**STATED PROBLEM**
Search the data below for the string "screenshot". Extract every line that contains it.

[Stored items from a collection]
◇ ◇ ◇

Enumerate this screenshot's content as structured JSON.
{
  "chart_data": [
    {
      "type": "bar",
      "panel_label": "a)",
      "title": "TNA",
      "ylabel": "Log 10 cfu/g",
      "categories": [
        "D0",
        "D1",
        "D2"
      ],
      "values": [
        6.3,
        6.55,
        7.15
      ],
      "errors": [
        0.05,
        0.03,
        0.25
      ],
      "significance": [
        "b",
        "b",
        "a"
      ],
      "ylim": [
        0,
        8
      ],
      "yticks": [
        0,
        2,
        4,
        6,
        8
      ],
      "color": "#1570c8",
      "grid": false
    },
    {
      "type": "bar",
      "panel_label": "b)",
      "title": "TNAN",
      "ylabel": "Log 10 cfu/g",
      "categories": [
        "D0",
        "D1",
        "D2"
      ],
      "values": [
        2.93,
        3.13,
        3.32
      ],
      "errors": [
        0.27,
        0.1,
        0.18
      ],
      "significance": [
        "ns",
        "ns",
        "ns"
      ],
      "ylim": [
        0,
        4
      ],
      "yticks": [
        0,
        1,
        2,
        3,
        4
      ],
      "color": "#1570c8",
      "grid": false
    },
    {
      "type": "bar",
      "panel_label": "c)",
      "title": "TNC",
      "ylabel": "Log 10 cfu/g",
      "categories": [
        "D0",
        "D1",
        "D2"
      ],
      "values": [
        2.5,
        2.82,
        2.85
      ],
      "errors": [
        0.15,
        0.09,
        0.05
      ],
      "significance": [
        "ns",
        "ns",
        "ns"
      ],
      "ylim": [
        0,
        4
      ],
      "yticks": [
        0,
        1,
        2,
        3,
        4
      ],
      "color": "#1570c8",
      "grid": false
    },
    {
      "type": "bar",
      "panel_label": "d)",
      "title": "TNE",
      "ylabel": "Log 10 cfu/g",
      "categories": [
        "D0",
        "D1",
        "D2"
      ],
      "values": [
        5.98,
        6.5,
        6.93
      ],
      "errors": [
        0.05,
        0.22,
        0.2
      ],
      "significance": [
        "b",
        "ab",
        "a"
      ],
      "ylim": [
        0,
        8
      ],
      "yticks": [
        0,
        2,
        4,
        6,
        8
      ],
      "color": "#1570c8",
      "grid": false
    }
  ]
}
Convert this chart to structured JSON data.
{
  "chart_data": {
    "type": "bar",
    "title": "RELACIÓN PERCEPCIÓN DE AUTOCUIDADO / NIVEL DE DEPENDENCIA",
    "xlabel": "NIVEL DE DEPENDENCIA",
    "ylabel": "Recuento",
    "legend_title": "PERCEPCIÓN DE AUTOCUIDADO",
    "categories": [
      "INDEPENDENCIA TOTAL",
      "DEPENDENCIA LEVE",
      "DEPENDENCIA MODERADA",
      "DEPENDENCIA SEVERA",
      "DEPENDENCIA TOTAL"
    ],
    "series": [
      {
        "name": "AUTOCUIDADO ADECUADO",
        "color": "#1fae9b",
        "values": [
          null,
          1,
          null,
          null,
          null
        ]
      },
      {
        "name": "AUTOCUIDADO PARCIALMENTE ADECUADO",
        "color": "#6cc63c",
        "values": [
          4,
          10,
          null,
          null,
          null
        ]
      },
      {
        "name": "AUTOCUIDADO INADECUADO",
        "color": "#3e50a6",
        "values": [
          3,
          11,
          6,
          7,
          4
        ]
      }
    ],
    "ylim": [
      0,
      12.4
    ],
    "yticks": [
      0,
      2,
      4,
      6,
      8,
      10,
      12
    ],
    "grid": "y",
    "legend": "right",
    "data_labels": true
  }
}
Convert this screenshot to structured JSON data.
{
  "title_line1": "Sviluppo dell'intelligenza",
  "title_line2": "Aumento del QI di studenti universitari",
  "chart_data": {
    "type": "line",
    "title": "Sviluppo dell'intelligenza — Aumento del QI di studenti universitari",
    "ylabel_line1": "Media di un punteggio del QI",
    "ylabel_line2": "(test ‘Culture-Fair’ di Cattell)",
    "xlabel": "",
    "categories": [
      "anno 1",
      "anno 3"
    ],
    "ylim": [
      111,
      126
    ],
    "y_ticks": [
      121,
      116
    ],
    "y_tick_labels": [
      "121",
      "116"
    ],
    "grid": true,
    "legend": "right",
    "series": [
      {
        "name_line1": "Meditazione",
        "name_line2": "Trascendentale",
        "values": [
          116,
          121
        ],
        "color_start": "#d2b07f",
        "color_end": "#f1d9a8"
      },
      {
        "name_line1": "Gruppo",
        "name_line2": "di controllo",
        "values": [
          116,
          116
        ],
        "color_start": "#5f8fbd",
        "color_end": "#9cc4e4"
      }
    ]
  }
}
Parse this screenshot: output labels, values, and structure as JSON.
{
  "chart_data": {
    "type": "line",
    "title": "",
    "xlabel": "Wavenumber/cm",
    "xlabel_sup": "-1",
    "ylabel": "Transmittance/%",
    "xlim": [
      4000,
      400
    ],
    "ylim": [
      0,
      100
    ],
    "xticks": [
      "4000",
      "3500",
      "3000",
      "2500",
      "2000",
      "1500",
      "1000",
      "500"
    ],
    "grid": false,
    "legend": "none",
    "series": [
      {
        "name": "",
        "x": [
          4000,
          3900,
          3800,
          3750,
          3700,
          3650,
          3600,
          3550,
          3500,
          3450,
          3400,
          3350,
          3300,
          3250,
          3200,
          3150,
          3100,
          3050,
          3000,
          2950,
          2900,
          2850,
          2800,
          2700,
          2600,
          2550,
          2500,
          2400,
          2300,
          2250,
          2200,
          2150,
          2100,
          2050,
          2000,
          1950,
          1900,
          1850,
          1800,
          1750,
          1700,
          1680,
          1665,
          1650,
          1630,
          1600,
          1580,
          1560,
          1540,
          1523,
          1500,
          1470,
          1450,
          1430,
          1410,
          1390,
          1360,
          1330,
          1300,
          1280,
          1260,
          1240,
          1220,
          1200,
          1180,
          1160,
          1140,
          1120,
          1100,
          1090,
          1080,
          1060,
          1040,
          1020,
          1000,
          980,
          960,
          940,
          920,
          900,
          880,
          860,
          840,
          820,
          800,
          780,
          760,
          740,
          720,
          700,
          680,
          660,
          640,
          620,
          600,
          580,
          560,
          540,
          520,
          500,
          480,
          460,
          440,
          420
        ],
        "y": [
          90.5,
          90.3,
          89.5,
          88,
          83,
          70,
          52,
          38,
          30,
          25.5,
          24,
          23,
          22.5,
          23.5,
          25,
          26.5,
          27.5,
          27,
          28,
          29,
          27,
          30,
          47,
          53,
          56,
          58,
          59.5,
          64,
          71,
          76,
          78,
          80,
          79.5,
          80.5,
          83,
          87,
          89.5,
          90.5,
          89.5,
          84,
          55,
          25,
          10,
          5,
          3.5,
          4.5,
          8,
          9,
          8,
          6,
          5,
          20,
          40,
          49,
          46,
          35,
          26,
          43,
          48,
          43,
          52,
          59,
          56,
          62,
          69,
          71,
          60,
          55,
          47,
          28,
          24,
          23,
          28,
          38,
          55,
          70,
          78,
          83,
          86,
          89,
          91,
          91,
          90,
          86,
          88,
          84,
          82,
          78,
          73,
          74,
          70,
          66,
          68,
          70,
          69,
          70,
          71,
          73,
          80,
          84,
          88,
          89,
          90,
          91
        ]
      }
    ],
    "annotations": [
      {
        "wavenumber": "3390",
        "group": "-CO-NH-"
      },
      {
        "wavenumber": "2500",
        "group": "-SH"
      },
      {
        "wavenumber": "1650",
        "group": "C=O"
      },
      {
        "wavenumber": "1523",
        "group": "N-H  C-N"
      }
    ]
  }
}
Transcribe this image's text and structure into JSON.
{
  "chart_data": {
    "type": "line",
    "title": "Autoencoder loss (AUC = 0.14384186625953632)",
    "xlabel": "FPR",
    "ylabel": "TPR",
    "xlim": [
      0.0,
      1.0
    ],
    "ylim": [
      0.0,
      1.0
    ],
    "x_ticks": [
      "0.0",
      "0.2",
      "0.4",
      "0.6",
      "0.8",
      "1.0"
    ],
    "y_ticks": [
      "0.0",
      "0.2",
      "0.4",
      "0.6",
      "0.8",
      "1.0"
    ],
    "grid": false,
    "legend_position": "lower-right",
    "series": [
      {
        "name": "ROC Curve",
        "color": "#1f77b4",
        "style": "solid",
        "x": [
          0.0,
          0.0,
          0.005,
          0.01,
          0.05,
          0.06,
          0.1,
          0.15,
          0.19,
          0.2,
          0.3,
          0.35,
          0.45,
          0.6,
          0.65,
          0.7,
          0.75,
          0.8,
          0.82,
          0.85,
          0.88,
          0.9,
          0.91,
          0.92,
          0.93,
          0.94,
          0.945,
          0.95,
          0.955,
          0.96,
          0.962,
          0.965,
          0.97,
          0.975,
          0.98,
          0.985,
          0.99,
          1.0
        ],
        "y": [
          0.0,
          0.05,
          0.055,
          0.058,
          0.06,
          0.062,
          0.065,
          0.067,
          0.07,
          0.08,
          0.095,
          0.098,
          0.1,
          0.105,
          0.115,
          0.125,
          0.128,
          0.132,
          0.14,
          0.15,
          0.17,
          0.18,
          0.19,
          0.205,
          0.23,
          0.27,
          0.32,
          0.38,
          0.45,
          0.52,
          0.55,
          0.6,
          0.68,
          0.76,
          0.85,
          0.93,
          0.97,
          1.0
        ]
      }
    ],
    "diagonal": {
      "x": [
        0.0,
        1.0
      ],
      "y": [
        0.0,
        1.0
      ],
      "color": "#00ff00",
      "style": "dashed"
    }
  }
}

◇ ◇ ◇

**SOLUTION FOR THIS TASK**
Enumerate this screenshot's content as structured JSON.
Convert this screenshot to structured JSON data.
Parse this screenshot: output labels, values, and structure as JSON.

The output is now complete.